:: EXERCISE OBJECTIVE ::
Go through the lines below and copy each one that holds the string "weather".

-=-=-=-=-

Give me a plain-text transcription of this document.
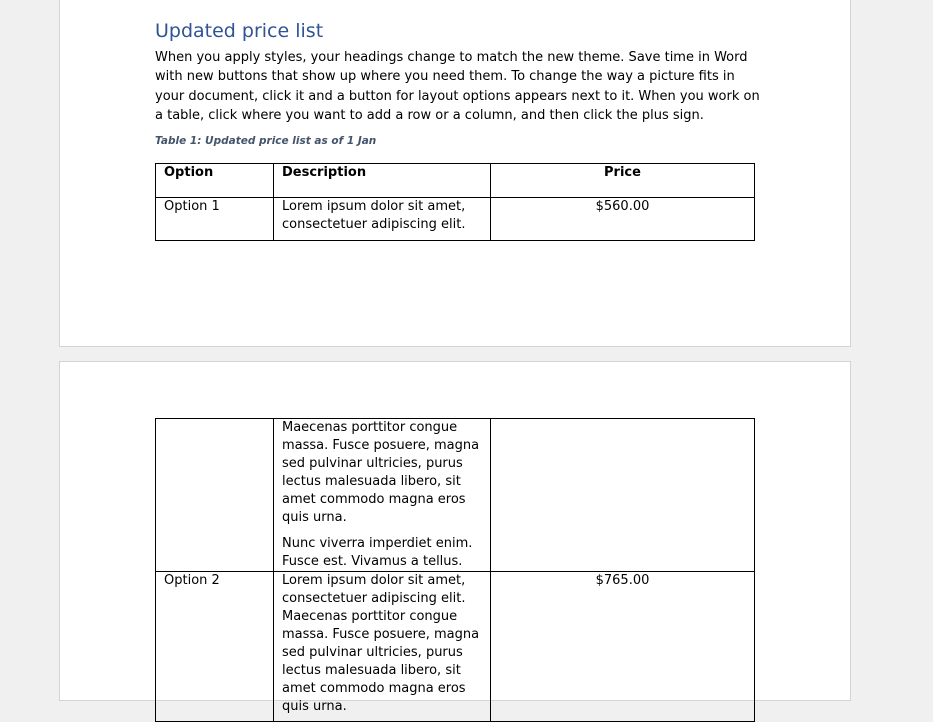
Updated price list

When you apply styles, your headings change to match the new theme. Save time in Word with new buttons that show up where you need them. To change the way a picture fits in your document, click it and a button for layout options appears next to it. When you work on a table, click where you want to add a row or a column, and then click the plus sign.

Table 1: Updated price list as of 1 Jan

Option	Description	Price
Option 1	Lorem ipsum dolor sit amet, consectetuer adipiscing elit.	$560.00

	Maecenas porttitor congue massa. Fusce posuere, magna sed pulvinar ultricies, purus lectus malesuada libero, sit amet commodo magna eros quis urna.

Nunc viverra imperdiet enim. Fusce est. Vivamus a tellus.	

Option 2	Lorem ipsum dolor sit amet, consectetuer adipiscing elit. Maecenas porttitor congue massa. Fusce posuere, magna sed pulvinar ultricies, purus lectus malesuada libero, sit amet commodo magna eros quis urna.	$765.00
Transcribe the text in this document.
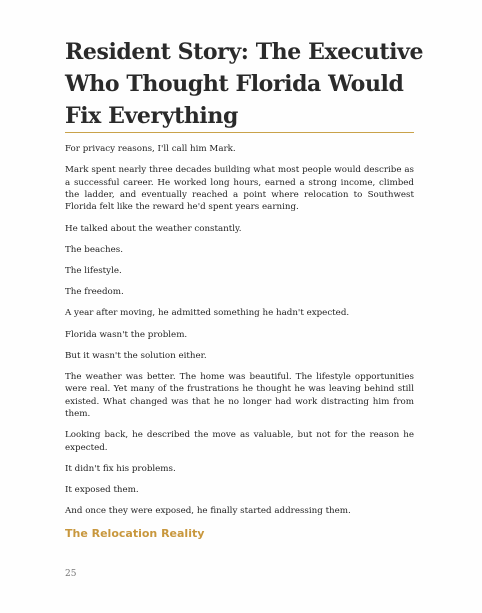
Resident Story: The Executive Who Thought Florida Would Fix Everything

For privacy reasons, I'll call him Mark.

Mark spent nearly three decades building what most people would describe as a successful career. He worked long hours, earned a strong income, climbed the ladder, and eventually reached a point where relocation to Southwest Florida felt like the reward he'd spent years earning.

He talked about the weather constantly.

The beaches.

The lifestyle.

The freedom.

A year after moving, he admitted something he hadn't expected.

Florida wasn't the problem.

But it wasn't the solution either.

The weather was better. The home was beautiful. The lifestyle opportunities were real. Yet many of the frustrations he thought he was leaving behind still existed. What changed was that he no longer had work distracting him from them.

Looking back, he described the move as valuable, but not for the reason he expected.

It didn't fix his problems.

It exposed them.

And once they were exposed, he finally started addressing them.

The Relocation Reality
25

-=-=-=-=-

:: FULL RESPONSE ::
He talked about the weather constantly.
The weather was better. The home was beautiful. The lifestyle opportunities were real. Yet many of the frustrations he thought he was leaving behind still existed. What changed was that he no longer had work distracting him from them.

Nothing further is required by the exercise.